Énoncé 1: D'après la notice sur la parenté et la politique dans un village lorrain, en quelle année a commencé le travail de terrain sur lequel repose l'article ?
Énoncé 2: Dans la notice sur la parenté et la politique dans un village lorrain, réécrivez en français, sous forme de liste, le paragraphe qui commence par « Résumé anglais The Impossible Democracy », en gardant ses faits principaux.

Texte retenu:
Contenu de l'article

Titre La démocratie impossible. Parenté et politique dans un village lorrain
Auteur Claude Karnoouh
Mir@bel Revue Etudes rurales
Numéro no 52, 1973
Page 24-56
Résumé anglais The Impossible Democracy: Kinship and Politics in a Lorrainese Village. This article, based on field work begun in 1968, examines various aspects of the political life of a Lorrainese village and emphasizes the important role played by kinship in municipal activities. After defining the term "Politics", the author explains and criticizes the three theoretical approaches used by sociologists and ethnologists to study the relations between peasant communities and the states that control them. He goes on to justify his choice of the hypothesis of latent or patent discontinuity as opposed to that of a priori or a posteriori continuity. Before analyzing village political systems in order to define different native models of local power, the author summarizes the "back-to-back" situation of the Nation and the French village in general. He then describes the particular village on which this study is based, focussing on the pre-electoral period and on the contrast between the village as presented to the outside world: a quiet, unanimous community, and the village as seen from within: political faction vying for power. The next part of the article is devoted to an analysis of the "family" or kindred, its composition, its influence, its action, and makes clear the important political role played by kinship. Village endogamy and strategical marriages are means of increasing political ties among kindred. The family, however, is not only a complex network of power relations but also the semantic code in terms of which the villagers elaborate their political concepts.

Données affichées:
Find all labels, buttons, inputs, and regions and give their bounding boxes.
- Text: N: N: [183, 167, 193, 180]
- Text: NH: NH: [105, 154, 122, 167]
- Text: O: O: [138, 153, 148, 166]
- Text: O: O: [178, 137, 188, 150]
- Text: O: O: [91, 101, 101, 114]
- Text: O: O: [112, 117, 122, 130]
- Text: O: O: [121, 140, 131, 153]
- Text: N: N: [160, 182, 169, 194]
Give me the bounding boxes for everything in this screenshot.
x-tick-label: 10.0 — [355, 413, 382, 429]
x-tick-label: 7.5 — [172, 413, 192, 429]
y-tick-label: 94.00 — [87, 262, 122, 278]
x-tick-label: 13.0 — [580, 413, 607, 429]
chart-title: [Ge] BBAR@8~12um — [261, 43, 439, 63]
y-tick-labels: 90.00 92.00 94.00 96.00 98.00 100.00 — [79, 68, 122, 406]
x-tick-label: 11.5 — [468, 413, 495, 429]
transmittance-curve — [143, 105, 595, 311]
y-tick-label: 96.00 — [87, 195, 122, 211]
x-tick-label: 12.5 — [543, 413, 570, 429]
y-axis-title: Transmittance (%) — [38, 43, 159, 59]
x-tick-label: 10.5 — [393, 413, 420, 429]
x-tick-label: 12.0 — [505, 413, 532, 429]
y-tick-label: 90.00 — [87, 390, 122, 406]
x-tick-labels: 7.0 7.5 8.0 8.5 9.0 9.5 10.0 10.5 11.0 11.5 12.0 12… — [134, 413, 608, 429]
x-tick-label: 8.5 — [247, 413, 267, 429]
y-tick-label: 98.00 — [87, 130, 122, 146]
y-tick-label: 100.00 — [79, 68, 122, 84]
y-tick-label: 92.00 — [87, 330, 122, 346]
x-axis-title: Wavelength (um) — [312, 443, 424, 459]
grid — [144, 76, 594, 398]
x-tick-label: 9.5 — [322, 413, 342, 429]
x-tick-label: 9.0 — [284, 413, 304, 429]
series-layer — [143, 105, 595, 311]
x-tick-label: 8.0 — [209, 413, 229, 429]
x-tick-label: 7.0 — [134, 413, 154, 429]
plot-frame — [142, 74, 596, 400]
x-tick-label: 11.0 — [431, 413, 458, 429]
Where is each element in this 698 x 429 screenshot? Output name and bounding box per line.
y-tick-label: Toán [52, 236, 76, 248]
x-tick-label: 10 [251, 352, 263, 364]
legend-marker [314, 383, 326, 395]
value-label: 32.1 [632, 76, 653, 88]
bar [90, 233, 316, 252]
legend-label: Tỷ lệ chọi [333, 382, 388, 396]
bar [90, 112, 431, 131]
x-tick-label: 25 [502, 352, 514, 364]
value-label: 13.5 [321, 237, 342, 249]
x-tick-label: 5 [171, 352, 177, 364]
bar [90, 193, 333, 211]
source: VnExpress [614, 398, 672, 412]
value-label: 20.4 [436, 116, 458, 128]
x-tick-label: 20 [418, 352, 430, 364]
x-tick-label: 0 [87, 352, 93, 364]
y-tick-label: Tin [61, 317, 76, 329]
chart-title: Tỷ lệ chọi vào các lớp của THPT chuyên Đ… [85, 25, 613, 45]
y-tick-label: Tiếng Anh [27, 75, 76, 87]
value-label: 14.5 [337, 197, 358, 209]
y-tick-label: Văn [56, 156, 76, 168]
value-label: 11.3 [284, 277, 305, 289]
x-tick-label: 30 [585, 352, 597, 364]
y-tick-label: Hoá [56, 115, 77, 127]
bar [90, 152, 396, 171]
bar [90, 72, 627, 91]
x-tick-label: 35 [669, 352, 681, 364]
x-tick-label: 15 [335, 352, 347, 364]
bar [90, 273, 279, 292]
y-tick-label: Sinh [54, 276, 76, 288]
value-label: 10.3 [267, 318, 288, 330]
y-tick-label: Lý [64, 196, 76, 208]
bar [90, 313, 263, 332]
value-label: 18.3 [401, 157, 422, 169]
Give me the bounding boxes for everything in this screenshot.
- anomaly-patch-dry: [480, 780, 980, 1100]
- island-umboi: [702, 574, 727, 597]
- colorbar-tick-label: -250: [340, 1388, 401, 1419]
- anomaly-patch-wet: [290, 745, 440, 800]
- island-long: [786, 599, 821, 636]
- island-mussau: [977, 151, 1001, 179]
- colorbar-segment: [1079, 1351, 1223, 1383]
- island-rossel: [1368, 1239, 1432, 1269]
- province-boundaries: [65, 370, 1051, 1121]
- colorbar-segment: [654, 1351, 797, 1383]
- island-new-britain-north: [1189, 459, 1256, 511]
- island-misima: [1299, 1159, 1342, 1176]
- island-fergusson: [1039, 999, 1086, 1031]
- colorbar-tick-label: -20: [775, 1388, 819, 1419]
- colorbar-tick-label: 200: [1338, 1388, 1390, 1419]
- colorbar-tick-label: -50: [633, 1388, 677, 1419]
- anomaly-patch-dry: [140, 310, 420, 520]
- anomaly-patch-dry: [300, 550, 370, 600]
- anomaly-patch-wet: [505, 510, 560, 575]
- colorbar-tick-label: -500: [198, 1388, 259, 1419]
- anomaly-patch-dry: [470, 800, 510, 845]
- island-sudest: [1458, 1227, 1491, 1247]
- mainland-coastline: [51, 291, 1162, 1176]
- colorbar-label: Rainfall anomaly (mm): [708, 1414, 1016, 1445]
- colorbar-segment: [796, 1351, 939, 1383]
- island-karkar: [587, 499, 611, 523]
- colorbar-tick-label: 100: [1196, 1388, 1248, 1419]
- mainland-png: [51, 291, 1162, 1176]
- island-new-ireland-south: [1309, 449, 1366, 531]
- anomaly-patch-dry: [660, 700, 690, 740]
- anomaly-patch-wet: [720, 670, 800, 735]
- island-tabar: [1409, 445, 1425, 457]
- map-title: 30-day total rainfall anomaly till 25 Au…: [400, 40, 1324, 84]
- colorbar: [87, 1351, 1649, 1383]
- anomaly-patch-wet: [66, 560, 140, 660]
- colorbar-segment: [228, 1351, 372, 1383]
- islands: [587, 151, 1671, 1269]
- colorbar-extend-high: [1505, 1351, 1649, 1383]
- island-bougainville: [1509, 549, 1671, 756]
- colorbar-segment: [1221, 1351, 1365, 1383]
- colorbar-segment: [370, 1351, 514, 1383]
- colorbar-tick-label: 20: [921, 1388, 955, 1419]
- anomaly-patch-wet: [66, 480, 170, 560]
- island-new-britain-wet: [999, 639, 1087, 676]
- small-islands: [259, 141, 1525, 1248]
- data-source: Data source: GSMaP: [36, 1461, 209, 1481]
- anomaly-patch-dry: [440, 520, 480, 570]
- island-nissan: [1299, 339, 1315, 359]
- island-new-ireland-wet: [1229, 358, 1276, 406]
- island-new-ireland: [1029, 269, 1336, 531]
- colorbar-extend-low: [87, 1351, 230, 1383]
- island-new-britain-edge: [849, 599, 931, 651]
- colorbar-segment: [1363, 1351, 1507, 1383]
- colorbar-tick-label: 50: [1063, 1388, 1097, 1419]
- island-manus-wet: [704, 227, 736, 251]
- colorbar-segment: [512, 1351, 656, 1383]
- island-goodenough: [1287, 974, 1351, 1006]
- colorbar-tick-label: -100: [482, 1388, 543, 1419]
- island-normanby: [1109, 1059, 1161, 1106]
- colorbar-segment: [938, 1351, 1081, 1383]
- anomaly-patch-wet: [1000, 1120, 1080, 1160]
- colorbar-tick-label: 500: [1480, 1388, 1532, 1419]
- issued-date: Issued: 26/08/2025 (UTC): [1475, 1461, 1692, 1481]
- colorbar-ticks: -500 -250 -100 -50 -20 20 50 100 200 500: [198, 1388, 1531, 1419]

Corrigé 1: En 1968.

Corrigé 2:
- L'article s'appuie sur un travail de terrain commencé en 1968. Il étudie la vie politique d'un village lorrain et le rôle important de la parenté dans les activités municipales.
- L'auteur définit le terme « politique ». Il expose et critique ensuite les trois approches théoriques utilisées par les sociologues et les ethnologues pour étudier les relations entre communautés paysannes et États.
- Il retient l'hypothèse d'une discontinuité latente ou patente plutôt que celle d'une continuité a priori ou a posteriori.
- Il résume la situation « dos à dos » de la Nation et du village français, avant d'analyser les systèmes politiques villageois pour définir des modèles indigènes du pouvoir local.
- Il décrit le village étudié en période préélectorale. Vu de l'extérieur, c'est une communauté calme et unanime. Vu de l'intérieur, ce sont des factions politiques qui se disputent le pouvoir.
- Il analyse la « famille », ou parentèle : sa composition, son influence, son action et son rôle politique. L'endogamie villageoise et les mariages stratégiques renforcent les liens politiques entre parents.
- La famille est aussi le code sémantique à travers lequel les villageois élaborent leurs concepts politiques.